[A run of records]
(begin)
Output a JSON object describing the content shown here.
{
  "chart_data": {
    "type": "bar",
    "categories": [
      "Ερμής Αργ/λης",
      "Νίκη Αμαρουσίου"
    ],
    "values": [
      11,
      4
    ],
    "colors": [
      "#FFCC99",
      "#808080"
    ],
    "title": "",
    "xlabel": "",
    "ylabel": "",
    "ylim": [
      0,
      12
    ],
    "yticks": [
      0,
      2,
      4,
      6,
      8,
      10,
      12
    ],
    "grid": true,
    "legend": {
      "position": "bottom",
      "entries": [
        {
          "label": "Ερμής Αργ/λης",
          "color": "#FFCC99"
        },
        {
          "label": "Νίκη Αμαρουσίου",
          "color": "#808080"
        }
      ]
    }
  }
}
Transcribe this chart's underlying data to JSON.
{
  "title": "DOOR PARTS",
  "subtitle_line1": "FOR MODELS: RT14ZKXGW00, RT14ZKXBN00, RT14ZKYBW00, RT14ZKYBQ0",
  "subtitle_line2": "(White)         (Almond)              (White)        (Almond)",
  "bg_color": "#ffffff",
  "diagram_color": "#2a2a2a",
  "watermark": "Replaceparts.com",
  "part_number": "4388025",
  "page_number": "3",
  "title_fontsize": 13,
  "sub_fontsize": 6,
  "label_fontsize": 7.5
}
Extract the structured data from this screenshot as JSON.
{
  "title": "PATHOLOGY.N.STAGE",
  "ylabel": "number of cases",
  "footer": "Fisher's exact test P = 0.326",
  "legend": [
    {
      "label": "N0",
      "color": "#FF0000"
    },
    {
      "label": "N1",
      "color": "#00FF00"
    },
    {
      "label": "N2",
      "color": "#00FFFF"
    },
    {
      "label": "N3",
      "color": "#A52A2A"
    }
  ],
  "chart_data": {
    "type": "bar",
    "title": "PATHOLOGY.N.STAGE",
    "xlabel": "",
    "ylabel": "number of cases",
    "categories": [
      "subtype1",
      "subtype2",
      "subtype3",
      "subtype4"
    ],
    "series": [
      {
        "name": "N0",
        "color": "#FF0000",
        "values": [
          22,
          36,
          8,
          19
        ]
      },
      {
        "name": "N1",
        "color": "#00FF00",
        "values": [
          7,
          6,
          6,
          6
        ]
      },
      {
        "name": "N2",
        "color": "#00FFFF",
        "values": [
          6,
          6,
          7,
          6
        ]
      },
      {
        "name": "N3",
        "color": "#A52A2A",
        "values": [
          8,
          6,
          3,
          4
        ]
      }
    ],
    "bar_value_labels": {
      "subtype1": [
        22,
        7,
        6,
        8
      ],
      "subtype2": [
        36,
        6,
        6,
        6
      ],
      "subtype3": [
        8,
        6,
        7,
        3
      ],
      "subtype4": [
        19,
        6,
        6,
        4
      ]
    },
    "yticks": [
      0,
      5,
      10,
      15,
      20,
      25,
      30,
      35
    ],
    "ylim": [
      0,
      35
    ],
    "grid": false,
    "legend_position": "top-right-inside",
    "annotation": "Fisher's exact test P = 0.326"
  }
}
(end)
:: WHAT TO WORK ON ::
Reproduce every line of the material above exactly.

:: RESULT FOR THIS EXERCISE ::
Output a JSON object describing the content shown here.
{
  "chart_data": {
    "type": "bar",
    "categories": [
      "Ερμής Αργ/λης",
      "Νίκη Αμαρουσίου"
    ],
    "values": [
      11,
      4
    ],
    "colors": [
      "#FFCC99",
      "#808080"
    ],
    "title": "",
    "xlabel": "",
    "ylabel": "",
    "ylim": [
      0,
      12
    ],
    "yticks": [
      0,
      2,
      4,
      6,
      8,
      10,
      12
    ],
    "grid": true,
    "legend": {
      "position": "bottom",
      "entries": [
        {
          "label": "Ερμής Αργ/λης",
          "color": "#FFCC99"
        },
        {
          "label": "Νίκη Αμαρουσίου",
          "color": "#808080"
        }
      ]
    }
  }
}
Transcribe this chart's underlying data to JSON.
{
  "title": "DOOR PARTS",
  "subtitle_line1": "FOR MODELS: RT14ZKXGW00, RT14ZKXBN00, RT14ZKYBW00, RT14ZKYBQ0",
  "subtitle_line2": "(White)         (Almond)              (White)        (Almond)",
  "bg_color": "#ffffff",
  "diagram_color": "#2a2a2a",
  "watermark": "Replaceparts.com",
  "part_number": "4388025",
  "page_number": "3",
  "title_fontsize": 13,
  "sub_fontsize": 6,
  "label_fontsize": 7.5
}
Extract the structured data from this screenshot as JSON.
{
  "title": "PATHOLOGY.N.STAGE",
  "ylabel": "number of cases",
  "footer": "Fisher's exact test P = 0.326",
  "legend": [
    {
      "label": "N0",
      "color": "#FF0000"
    },
    {
      "label": "N1",
      "color": "#00FF00"
    },
    {
      "label": "N2",
      "color": "#00FFFF"
    },
    {
      "label": "N3",
      "color": "#A52A2A"
    }
  ],
  "chart_data": {
    "type": "bar",
    "title": "PATHOLOGY.N.STAGE",
    "xlabel": "",
    "ylabel": "number of cases",
    "categories": [
      "subtype1",
      "subtype2",
      "subtype3",
      "subtype4"
    ],
    "series": [
      {
        "name": "N0",
        "color": "#FF0000",
        "values": [
          22,
          36,
          8,
          19
        ]
      },
      {
        "name": "N1",
        "color": "#00FF00",
        "values": [
          7,
          6,
          6,
          6
        ]
      },
      {
        "name": "N2",
        "color": "#00FFFF",
        "values": [
          6,
          6,
          7,
          6
        ]
      },
      {
        "name": "N3",
        "color": "#A52A2A",
        "values": [
          8,
          6,
          3,
          4
        ]
      }
    ],
    "bar_value_labels": {
      "subtype1": [
        22,
        7,
        6,
        8
      ],
      "subtype2": [
        36,
        6,
        6,
        6
      ],
      "subtype3": [
        8,
        6,
        7,
        3
      ],
      "subtype4": [
        19,
        6,
        6,
        4
      ]
    },
    "yticks": [
      0,
      5,
      10,
      15,
      20,
      25,
      30,
      35
    ],
    "ylim": [
      0,
      35
    ],
    "grid": false,
    "legend_position": "top-right-inside",
    "annotation": "Fisher's exact test P = 0.326"
  }
}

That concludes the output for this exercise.